- THE REQUEST -
Could you write out these items again with every "day-header" renamed to "weekday-header" and nothing else changed?

- RECORDS PROVIDED -

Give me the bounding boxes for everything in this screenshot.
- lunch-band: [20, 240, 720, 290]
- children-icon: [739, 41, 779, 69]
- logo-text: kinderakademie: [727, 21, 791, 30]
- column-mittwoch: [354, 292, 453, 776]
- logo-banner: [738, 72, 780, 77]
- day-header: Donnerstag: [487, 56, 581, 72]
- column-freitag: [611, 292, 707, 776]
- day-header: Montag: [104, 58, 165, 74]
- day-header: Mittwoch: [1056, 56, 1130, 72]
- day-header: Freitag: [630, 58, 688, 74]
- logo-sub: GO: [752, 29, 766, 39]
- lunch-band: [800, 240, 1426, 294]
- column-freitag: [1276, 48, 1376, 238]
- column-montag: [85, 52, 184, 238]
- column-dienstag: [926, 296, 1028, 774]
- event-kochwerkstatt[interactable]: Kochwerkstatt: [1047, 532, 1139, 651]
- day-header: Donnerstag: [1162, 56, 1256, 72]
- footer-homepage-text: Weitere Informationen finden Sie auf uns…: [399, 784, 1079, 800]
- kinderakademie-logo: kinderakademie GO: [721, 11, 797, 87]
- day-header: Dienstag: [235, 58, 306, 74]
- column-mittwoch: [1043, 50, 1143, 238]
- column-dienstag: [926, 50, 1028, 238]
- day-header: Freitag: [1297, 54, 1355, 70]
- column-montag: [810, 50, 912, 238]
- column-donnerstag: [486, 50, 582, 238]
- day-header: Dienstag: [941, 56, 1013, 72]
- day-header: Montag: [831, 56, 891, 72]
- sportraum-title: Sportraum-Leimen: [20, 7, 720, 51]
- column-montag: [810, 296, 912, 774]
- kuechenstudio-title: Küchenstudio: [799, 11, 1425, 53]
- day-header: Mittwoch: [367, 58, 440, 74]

- SOLUTION TO THIS EXERCISE -
Give me the bounding boxes for everything in this screenshot.
- lunch-band: [20, 240, 720, 290]
- children-icon: [739, 41, 779, 69]
- logo-text: kinderakademie: [727, 21, 791, 30]
- column-mittwoch: [354, 292, 453, 776]
- logo-banner: [738, 72, 780, 77]
- weekday-header: Donnerstag: [487, 56, 581, 72]
- column-freitag: [611, 292, 707, 776]
- weekday-header: Montag: [104, 58, 165, 74]
- weekday-header: Mittwoch: [1056, 56, 1130, 72]
- weekday-header: Freitag: [630, 58, 688, 74]
- logo-sub: GO: [752, 29, 766, 39]
- lunch-band: [800, 240, 1426, 294]
- column-freitag: [1276, 48, 1376, 238]
- column-montag: [85, 52, 184, 238]
- column-dienstag: [926, 296, 1028, 774]
- event-kochwerkstatt[interactable]: Kochwerkstatt: [1047, 532, 1139, 651]
- weekday-header: Donnerstag: [1162, 56, 1256, 72]
- footer-homepage-text: Weitere Informationen finden Sie auf uns…: [399, 784, 1079, 800]
- kinderakademie-logo: kinderakademie GO: [721, 11, 797, 87]
- weekday-header: Dienstag: [235, 58, 306, 74]
- column-mittwoch: [1043, 50, 1143, 238]
- column-dienstag: [926, 50, 1028, 238]
- weekday-header: Freitag: [1297, 54, 1355, 70]
- column-montag: [810, 50, 912, 238]
- column-donnerstag: [486, 50, 582, 238]
- weekday-header: Dienstag: [941, 56, 1013, 72]
- weekday-header: Montag: [831, 56, 891, 72]
- sportraum-title: Sportraum-Leimen: [20, 7, 720, 51]
- column-montag: [810, 296, 912, 774]
- kuechenstudio-title: Küchenstudio: [799, 11, 1425, 53]
- weekday-header: Mittwoch: [367, 58, 440, 74]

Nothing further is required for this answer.